Collection entries:
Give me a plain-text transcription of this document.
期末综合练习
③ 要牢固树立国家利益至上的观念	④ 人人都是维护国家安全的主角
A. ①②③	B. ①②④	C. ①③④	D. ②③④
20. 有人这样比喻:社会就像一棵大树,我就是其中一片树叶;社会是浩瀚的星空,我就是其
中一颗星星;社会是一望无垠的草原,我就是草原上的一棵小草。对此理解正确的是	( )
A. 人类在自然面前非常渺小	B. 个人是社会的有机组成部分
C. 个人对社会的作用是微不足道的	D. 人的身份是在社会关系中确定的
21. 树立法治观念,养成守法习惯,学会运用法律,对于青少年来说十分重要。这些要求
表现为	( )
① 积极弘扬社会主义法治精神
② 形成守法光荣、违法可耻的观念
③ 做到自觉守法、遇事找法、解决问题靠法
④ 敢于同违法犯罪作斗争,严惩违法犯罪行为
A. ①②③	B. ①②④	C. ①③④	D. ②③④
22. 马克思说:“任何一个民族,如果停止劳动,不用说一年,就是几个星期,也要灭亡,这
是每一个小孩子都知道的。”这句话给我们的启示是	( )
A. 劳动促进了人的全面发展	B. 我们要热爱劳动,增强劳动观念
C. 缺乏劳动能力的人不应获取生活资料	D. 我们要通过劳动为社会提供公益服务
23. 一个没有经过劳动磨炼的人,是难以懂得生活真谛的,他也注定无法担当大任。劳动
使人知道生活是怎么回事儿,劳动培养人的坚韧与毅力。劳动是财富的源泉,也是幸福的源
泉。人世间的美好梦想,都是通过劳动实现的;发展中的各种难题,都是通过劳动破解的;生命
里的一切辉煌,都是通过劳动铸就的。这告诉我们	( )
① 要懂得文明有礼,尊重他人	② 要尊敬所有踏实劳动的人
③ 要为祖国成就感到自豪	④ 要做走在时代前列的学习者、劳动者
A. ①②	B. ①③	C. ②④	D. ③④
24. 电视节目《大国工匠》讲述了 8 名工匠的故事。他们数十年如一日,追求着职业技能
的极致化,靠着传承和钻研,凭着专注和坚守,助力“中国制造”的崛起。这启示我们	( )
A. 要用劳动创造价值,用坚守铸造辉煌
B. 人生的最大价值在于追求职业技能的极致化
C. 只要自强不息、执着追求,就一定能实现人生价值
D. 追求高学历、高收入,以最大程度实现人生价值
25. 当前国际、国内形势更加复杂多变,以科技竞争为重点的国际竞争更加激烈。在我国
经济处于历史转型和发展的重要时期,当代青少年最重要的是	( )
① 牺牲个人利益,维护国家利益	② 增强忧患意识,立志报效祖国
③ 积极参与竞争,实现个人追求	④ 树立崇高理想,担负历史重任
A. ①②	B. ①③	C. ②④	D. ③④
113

» Work to do:
Restate each record exactly as written.

» Exercise solution:
Give me a plain-text transcription of this document.
期末综合练习
③ 要牢固树立国家利益至上的观念	④ 人人都是维护国家安全的主角
A. ①②③	B. ①②④	C. ①③④	D. ②③④
20. 有人这样比喻:社会就像一棵大树,我就是其中一片树叶;社会是浩瀚的星空,我就是其
中一颗星星;社会是一望无垠的草原,我就是草原上的一棵小草。对此理解正确的是	( )
A. 人类在自然面前非常渺小	B. 个人是社会的有机组成部分
C. 个人对社会的作用是微不足道的	D. 人的身份是在社会关系中确定的
21. 树立法治观念,养成守法习惯,学会运用法律,对于青少年来说十分重要。这些要求
表现为	( )
① 积极弘扬社会主义法治精神
② 形成守法光荣、违法可耻的观念
③ 做到自觉守法、遇事找法、解决问题靠法
④ 敢于同违法犯罪作斗争,严惩违法犯罪行为
A. ①②③	B. ①②④	C. ①③④	D. ②③④
22. 马克思说:“任何一个民族,如果停止劳动,不用说一年,就是几个星期,也要灭亡,这
是每一个小孩子都知道的。”这句话给我们的启示是	( )
A. 劳动促进了人的全面发展	B. 我们要热爱劳动,增强劳动观念
C. 缺乏劳动能力的人不应获取生活资料	D. 我们要通过劳动为社会提供公益服务
23. 一个没有经过劳动磨炼的人,是难以懂得生活真谛的,他也注定无法担当大任。劳动
使人知道生活是怎么回事儿,劳动培养人的坚韧与毅力。劳动是财富的源泉,也是幸福的源
泉。人世间的美好梦想,都是通过劳动实现的;发展中的各种难题,都是通过劳动破解的;生命
里的一切辉煌,都是通过劳动铸就的。这告诉我们	( )
① 要懂得文明有礼,尊重他人	② 要尊敬所有踏实劳动的人
③ 要为祖国成就感到自豪	④ 要做走在时代前列的学习者、劳动者
A. ①②	B. ①③	C. ②④	D. ③④
24. 电视节目《大国工匠》讲述了 8 名工匠的故事。他们数十年如一日,追求着职业技能
的极致化,靠着传承和钻研,凭着专注和坚守,助力“中国制造”的崛起。这启示我们	( )
A. 要用劳动创造价值,用坚守铸造辉煌
B. 人生的最大价值在于追求职业技能的极致化
C. 只要自强不息、执着追求,就一定能实现人生价值
D. 追求高学历、高收入,以最大程度实现人生价值
25. 当前国际、国内形势更加复杂多变,以科技竞争为重点的国际竞争更加激烈。在我国
经济处于历史转型和发展的重要时期,当代青少年最重要的是	( )
① 牺牲个人利益,维护国家利益	② 增强忧患意识,立志报效祖国
③ 积极参与竞争,实现个人追求	④ 树立崇高理想,担负历史重任
A. ①②	B. ①③	C. ②④	D. ③④
113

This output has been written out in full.